>> START STORED DATA
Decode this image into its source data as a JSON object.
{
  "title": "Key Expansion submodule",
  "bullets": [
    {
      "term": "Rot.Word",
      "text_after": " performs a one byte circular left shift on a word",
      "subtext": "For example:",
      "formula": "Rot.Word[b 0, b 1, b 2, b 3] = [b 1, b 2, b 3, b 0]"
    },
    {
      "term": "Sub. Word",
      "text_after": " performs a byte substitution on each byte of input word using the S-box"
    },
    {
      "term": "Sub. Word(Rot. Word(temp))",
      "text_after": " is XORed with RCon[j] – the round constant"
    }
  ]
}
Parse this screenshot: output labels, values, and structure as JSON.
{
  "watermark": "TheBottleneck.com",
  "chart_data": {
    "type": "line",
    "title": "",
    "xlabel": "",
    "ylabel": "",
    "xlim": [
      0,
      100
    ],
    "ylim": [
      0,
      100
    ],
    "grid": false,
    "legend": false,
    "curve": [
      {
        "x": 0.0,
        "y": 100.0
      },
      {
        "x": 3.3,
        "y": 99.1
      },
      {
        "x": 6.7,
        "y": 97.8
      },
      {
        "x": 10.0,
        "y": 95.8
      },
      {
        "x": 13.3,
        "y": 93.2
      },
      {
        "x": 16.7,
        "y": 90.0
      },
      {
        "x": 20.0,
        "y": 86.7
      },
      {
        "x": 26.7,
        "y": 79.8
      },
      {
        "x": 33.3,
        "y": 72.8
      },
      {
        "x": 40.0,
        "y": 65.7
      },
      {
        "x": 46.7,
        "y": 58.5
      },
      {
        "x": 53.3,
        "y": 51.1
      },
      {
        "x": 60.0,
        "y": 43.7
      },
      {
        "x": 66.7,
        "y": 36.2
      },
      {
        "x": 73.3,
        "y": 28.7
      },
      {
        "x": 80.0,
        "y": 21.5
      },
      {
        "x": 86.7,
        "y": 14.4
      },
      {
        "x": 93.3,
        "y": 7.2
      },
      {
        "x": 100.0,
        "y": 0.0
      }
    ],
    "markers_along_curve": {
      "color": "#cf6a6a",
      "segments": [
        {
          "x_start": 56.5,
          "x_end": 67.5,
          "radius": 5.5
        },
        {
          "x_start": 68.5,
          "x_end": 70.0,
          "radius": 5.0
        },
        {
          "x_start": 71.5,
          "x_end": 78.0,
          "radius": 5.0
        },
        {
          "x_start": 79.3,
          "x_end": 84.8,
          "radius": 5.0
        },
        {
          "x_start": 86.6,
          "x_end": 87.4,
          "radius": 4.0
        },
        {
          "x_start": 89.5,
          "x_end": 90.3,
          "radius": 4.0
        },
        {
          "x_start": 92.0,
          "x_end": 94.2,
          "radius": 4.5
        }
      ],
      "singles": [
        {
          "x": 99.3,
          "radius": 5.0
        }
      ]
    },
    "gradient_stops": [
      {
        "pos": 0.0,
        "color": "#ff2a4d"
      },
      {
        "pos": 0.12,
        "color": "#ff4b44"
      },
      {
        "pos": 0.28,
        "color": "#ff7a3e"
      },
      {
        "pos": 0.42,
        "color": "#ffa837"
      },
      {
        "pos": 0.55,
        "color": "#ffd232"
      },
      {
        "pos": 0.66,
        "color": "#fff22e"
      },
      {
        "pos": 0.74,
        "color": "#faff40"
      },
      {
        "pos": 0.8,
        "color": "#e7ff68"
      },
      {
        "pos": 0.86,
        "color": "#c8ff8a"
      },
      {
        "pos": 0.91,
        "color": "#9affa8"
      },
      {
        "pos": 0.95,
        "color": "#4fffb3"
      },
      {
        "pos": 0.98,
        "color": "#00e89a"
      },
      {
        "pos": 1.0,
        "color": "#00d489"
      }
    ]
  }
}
>> END STORED DATA
# CHALLENGE
Each line of the material should be duplicated exactly, please.

# THE COMPLETED TASK
Decode this image into its source data as a JSON object.
{
  "title": "Key Expansion submodule",
  "bullets": [
    {
      "term": "Rot.Word",
      "text_after": " performs a one byte circular left shift on a word",
      "subtext": "For example:",
      "formula": "Rot.Word[b 0, b 1, b 2, b 3] = [b 1, b 2, b 3, b 0]"
    },
    {
      "term": "Sub. Word",
      "text_after": " performs a byte substitution on each byte of input word using the S-box"
    },
    {
      "term": "Sub. Word(Rot. Word(temp))",
      "text_after": " is XORed with RCon[j] – the round constant"
    }
  ]
}
Parse this screenshot: output labels, values, and structure as JSON.
{
  "watermark": "TheBottleneck.com",
  "chart_data": {
    "type": "line",
    "title": "",
    "xlabel": "",
    "ylabel": "",
    "xlim": [
      0,
      100
    ],
    "ylim": [
      0,
      100
    ],
    "grid": false,
    "legend": false,
    "curve": [
      {
        "x": 0.0,
        "y": 100.0
      },
      {
        "x": 3.3,
        "y": 99.1
      },
      {
        "x": 6.7,
        "y": 97.8
      },
      {
        "x": 10.0,
        "y": 95.8
      },
      {
        "x": 13.3,
        "y": 93.2
      },
      {
        "x": 16.7,
        "y": 90.0
      },
      {
        "x": 20.0,
        "y": 86.7
      },
      {
        "x": 26.7,
        "y": 79.8
      },
      {
        "x": 33.3,
        "y": 72.8
      },
      {
        "x": 40.0,
        "y": 65.7
      },
      {
        "x": 46.7,
        "y": 58.5
      },
      {
        "x": 53.3,
        "y": 51.1
      },
      {
        "x": 60.0,
        "y": 43.7
      },
      {
        "x": 66.7,
        "y": 36.2
      },
      {
        "x": 73.3,
        "y": 28.7
      },
      {
        "x": 80.0,
        "y": 21.5
      },
      {
        "x": 86.7,
        "y": 14.4
      },
      {
        "x": 93.3,
        "y": 7.2
      },
      {
        "x": 100.0,
        "y": 0.0
      }
    ],
    "markers_along_curve": {
      "color": "#cf6a6a",
      "segments": [
        {
          "x_start": 56.5,
          "x_end": 67.5,
          "radius": 5.5
        },
        {
          "x_start": 68.5,
          "x_end": 70.0,
          "radius": 5.0
        },
        {
          "x_start": 71.5,
          "x_end": 78.0,
          "radius": 5.0
        },
        {
          "x_start": 79.3,
          "x_end": 84.8,
          "radius": 5.0
        },
        {
          "x_start": 86.6,
          "x_end": 87.4,
          "radius": 4.0
        },
        {
          "x_start": 89.5,
          "x_end": 90.3,
          "radius": 4.0
        },
        {
          "x_start": 92.0,
          "x_end": 94.2,
          "radius": 4.5
        }
      ],
      "singles": [
        {
          "x": 99.3,
          "radius": 5.0
        }
      ]
    },
    "gradient_stops": [
      {
        "pos": 0.0,
        "color": "#ff2a4d"
      },
      {
        "pos": 0.12,
        "color": "#ff4b44"
      },
      {
        "pos": 0.28,
        "color": "#ff7a3e"
      },
      {
        "pos": 0.42,
        "color": "#ffa837"
      },
      {
        "pos": 0.55,
        "color": "#ffd232"
      },
      {
        "pos": 0.66,
        "color": "#fff22e"
      },
      {
        "pos": 0.74,
        "color": "#faff40"
      },
      {
        "pos": 0.8,
        "color": "#e7ff68"
      },
      {
        "pos": 0.86,
        "color": "#c8ff8a"
      },
      {
        "pos": 0.91,
        "color": "#9affa8"
      },
      {
        "pos": 0.95,
        "color": "#4fffb3"
      },
      {
        "pos": 0.98,
        "color": "#00e89a"
      },
      {
        "pos": 1.0,
        "color": "#00d489"
      }
    ]
  }
}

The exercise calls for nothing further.